With no addition or omission, return the entries below.

------------------------

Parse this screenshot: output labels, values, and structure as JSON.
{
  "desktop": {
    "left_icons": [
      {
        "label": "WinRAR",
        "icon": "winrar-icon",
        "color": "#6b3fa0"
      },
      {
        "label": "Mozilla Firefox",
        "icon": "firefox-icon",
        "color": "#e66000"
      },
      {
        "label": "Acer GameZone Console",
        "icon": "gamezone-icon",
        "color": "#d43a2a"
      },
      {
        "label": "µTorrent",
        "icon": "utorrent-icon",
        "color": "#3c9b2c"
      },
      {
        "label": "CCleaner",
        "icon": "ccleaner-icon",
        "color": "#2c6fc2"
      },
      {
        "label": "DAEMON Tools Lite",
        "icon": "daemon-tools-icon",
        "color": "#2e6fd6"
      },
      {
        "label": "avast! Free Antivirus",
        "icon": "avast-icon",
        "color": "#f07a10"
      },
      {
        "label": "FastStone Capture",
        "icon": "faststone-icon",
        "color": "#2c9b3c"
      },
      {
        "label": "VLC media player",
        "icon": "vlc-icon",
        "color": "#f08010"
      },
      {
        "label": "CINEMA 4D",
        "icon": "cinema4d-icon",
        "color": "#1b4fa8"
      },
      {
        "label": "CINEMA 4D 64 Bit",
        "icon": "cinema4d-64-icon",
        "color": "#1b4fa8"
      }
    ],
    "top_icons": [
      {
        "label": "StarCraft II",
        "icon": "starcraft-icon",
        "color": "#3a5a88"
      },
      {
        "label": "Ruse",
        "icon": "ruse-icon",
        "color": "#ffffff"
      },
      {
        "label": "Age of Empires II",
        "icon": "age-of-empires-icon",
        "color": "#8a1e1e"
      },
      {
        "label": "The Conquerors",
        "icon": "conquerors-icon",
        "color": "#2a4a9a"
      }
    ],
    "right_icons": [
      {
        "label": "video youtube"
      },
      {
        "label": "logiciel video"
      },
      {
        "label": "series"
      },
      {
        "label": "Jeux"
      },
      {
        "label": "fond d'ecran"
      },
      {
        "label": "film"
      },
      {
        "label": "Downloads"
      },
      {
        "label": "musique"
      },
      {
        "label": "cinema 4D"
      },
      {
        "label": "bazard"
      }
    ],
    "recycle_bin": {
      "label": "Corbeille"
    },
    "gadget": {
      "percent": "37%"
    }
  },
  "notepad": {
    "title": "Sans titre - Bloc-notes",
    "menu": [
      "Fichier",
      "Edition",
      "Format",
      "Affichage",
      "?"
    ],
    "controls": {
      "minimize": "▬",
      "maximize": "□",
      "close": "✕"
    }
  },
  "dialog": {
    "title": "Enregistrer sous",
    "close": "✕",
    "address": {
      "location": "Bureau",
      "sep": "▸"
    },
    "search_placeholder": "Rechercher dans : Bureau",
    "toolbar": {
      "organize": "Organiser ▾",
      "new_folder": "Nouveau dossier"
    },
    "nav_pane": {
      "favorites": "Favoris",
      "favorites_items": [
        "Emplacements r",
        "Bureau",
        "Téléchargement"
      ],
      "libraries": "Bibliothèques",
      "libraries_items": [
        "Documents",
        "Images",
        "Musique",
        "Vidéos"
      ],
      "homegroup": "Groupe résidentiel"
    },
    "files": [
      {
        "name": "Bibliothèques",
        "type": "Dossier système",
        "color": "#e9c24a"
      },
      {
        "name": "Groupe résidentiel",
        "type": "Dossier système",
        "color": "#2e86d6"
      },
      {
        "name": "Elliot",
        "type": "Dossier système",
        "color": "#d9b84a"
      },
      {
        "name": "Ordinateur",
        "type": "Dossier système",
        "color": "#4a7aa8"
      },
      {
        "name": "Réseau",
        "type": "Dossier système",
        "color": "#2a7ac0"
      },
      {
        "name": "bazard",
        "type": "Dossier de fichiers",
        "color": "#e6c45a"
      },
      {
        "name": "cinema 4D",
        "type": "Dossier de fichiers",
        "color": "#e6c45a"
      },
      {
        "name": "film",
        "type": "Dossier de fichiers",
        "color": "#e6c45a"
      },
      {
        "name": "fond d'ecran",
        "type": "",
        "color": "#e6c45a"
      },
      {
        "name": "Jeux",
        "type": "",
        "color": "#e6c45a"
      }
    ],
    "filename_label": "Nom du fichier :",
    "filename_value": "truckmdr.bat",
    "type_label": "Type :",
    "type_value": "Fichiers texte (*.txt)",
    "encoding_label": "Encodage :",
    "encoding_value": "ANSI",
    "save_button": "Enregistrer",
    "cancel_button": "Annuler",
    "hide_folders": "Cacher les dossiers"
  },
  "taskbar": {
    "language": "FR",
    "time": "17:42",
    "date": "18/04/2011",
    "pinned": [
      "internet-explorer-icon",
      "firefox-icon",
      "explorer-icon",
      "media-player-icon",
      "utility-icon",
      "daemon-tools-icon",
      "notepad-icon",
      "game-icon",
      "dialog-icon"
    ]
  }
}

------------------------

→ Response below:
Parse this screenshot: output labels, values, and structure as JSON.
{
  "desktop": {
    "left_icons": [
      {
        "label": "WinRAR",
        "icon": "winrar-icon",
        "color": "#6b3fa0"
      },
      {
        "label": "Mozilla Firefox",
        "icon": "firefox-icon",
        "color": "#e66000"
      },
      {
        "label": "Acer GameZone Console",
        "icon": "gamezone-icon",
        "color": "#d43a2a"
      },
      {
        "label": "µTorrent",
        "icon": "utorrent-icon",
        "color": "#3c9b2c"
      },
      {
        "label": "CCleaner",
        "icon": "ccleaner-icon",
        "color": "#2c6fc2"
      },
      {
        "label": "DAEMON Tools Lite",
        "icon": "daemon-tools-icon",
        "color": "#2e6fd6"
      },
      {
        "label": "avast! Free Antivirus",
        "icon": "avast-icon",
        "color": "#f07a10"
      },
      {
        "label": "FastStone Capture",
        "icon": "faststone-icon",
        "color": "#2c9b3c"
      },
      {
        "label": "VLC media player",
        "icon": "vlc-icon",
        "color": "#f08010"
      },
      {
        "label": "CINEMA 4D",
        "icon": "cinema4d-icon",
        "color": "#1b4fa8"
      },
      {
        "label": "CINEMA 4D 64 Bit",
        "icon": "cinema4d-64-icon",
        "color": "#1b4fa8"
      }
    ],
    "top_icons": [
      {
        "label": "StarCraft II",
        "icon": "starcraft-icon",
        "color": "#3a5a88"
      },
      {
        "label": "Ruse",
        "icon": "ruse-icon",
        "color": "#ffffff"
      },
      {
        "label": "Age of Empires II",
        "icon": "age-of-empires-icon",
        "color": "#8a1e1e"
      },
      {
        "label": "The Conquerors",
        "icon": "conquerors-icon",
        "color": "#2a4a9a"
      }
    ],
    "right_icons": [
      {
        "label": "video youtube"
      },
      {
        "label": "logiciel video"
      },
      {
        "label": "series"
      },
      {
        "label": "Jeux"
      },
      {
        "label": "fond d'ecran"
      },
      {
        "label": "film"
      },
      {
        "label": "Downloads"
      },
      {
        "label": "musique"
      },
      {
        "label": "cinema 4D"
      },
      {
        "label": "bazard"
      }
    ],
    "recycle_bin": {
      "label": "Corbeille"
    },
    "gadget": {
      "percent": "37%"
    }
  },
  "notepad": {
    "title": "Sans titre - Bloc-notes",
    "menu": [
      "Fichier",
      "Edition",
      "Format",
      "Affichage",
      "?"
    ],
    "controls": {
      "minimize": "▬",
      "maximize": "□",
      "close": "✕"
    }
  },
  "dialog": {
    "title": "Enregistrer sous",
    "close": "✕",
    "address": {
      "location": "Bureau",
      "sep": "▸"
    },
    "search_placeholder": "Rechercher dans : Bureau",
    "toolbar": {
      "organize": "Organiser ▾",
      "new_folder": "Nouveau dossier"
    },
    "nav_pane": {
      "favorites": "Favoris",
      "favorites_items": [
        "Emplacements r",
        "Bureau",
        "Téléchargement"
      ],
      "libraries": "Bibliothèques",
      "libraries_items": [
        "Documents",
        "Images",
        "Musique",
        "Vidéos"
      ],
      "homegroup": "Groupe résidentiel"
    },
    "files": [
      {
        "name": "Bibliothèques",
        "type": "Dossier système",
        "color": "#e9c24a"
      },
      {
        "name": "Groupe résidentiel",
        "type": "Dossier système",
        "color": "#2e86d6"
      },
      {
        "name": "Elliot",
        "type": "Dossier système",
        "color": "#d9b84a"
      },
      {
        "name": "Ordinateur",
        "type": "Dossier système",
        "color": "#4a7aa8"
      },
      {
        "name": "Réseau",
        "type": "Dossier système",
        "color": "#2a7ac0"
      },
      {
        "name": "bazard",
        "type": "Dossier de fichiers",
        "color": "#e6c45a"
      },
      {
        "name": "cinema 4D",
        "type": "Dossier de fichiers",
        "color": "#e6c45a"
      },
      {
        "name": "film",
        "type": "Dossier de fichiers",
        "color": "#e6c45a"
      },
      {
        "name": "fond d'ecran",
        "type": "",
        "color": "#e6c45a"
      },
      {
        "name": "Jeux",
        "type": "",
        "color": "#e6c45a"
      }
    ],
    "filename_label": "Nom du fichier :",
    "filename_value": "truckmdr.bat",
    "type_label": "Type :",
    "type_value": "Fichiers texte (*.txt)",
    "encoding_label": "Encodage :",
    "encoding_value": "ANSI",
    "save_button": "Enregistrer",
    "cancel_button": "Annuler",
    "hide_folders": "Cacher les dossiers"
  },
  "taskbar": {
    "language": "FR",
    "time": "17:42",
    "date": "18/04/2011",
    "pinned": [
      "internet-explorer-icon",
      "firefox-icon",
      "explorer-icon",
      "media-player-icon",
      "utility-icon",
      "daemon-tools-icon",
      "notepad-icon",
      "game-icon",
      "dialog-icon"
    ]
  }
}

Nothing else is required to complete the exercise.